-- Stored rows --
* * *
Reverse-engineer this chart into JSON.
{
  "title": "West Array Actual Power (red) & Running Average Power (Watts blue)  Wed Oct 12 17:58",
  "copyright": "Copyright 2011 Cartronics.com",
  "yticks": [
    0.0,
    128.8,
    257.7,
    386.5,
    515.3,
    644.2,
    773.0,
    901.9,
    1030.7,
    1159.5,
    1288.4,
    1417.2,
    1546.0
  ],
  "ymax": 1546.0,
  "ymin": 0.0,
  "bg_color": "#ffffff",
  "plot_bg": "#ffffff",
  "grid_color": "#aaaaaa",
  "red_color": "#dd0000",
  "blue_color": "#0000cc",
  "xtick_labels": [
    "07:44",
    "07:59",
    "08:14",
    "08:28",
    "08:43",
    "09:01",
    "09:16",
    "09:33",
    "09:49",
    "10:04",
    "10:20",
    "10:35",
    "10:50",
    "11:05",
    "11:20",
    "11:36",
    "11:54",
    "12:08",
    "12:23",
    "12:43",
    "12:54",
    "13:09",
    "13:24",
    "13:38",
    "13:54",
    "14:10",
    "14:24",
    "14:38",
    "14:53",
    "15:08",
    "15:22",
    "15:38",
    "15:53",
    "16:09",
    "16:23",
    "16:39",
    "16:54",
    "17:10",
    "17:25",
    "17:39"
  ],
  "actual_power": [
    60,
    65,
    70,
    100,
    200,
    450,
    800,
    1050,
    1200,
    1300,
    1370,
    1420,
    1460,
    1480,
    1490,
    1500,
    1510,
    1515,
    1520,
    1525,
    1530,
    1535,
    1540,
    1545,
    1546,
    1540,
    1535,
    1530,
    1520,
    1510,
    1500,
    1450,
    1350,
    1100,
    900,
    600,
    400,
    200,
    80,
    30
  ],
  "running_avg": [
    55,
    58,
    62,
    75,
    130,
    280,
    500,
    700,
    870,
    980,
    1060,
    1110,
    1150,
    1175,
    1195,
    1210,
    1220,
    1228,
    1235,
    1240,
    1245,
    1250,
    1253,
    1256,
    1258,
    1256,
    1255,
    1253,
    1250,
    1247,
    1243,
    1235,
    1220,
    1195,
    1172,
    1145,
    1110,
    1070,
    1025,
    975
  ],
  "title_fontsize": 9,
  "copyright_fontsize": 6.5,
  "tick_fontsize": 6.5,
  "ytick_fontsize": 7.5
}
* * *
-- The task --
Retype every record above exactly as it appears.

-- Finished task --
Reverse-engineer this chart into JSON.
{
  "title": "West Array Actual Power (red) & Running Average Power (Watts blue)  Wed Oct 12 17:58",
  "copyright": "Copyright 2011 Cartronics.com",
  "yticks": [
    0.0,
    128.8,
    257.7,
    386.5,
    515.3,
    644.2,
    773.0,
    901.9,
    1030.7,
    1159.5,
    1288.4,
    1417.2,
    1546.0
  ],
  "ymax": 1546.0,
  "ymin": 0.0,
  "bg_color": "#ffffff",
  "plot_bg": "#ffffff",
  "grid_color": "#aaaaaa",
  "red_color": "#dd0000",
  "blue_color": "#0000cc",
  "xtick_labels": [
    "07:44",
    "07:59",
    "08:14",
    "08:28",
    "08:43",
    "09:01",
    "09:16",
    "09:33",
    "09:49",
    "10:04",
    "10:20",
    "10:35",
    "10:50",
    "11:05",
    "11:20",
    "11:36",
    "11:54",
    "12:08",
    "12:23",
    "12:43",
    "12:54",
    "13:09",
    "13:24",
    "13:38",
    "13:54",
    "14:10",
    "14:24",
    "14:38",
    "14:53",
    "15:08",
    "15:22",
    "15:38",
    "15:53",
    "16:09",
    "16:23",
    "16:39",
    "16:54",
    "17:10",
    "17:25",
    "17:39"
  ],
  "actual_power": [
    60,
    65,
    70,
    100,
    200,
    450,
    800,
    1050,
    1200,
    1300,
    1370,
    1420,
    1460,
    1480,
    1490,
    1500,
    1510,
    1515,
    1520,
    1525,
    1530,
    1535,
    1540,
    1545,
    1546,
    1540,
    1535,
    1530,
    1520,
    1510,
    1500,
    1450,
    1350,
    1100,
    900,
    600,
    400,
    200,
    80,
    30
  ],
  "running_avg": [
    55,
    58,
    62,
    75,
    130,
    280,
    500,
    700,
    870,
    980,
    1060,
    1110,
    1150,
    1175,
    1195,
    1210,
    1220,
    1228,
    1235,
    1240,
    1245,
    1250,
    1253,
    1256,
    1258,
    1256,
    1255,
    1253,
    1250,
    1247,
    1243,
    1235,
    1220,
    1195,
    1172,
    1145,
    1110,
    1070,
    1025,
    975
  ],
  "title_fontsize": 9,
  "copyright_fontsize": 6.5,
  "tick_fontsize": 6.5,
  "ytick_fontsize": 7.5
}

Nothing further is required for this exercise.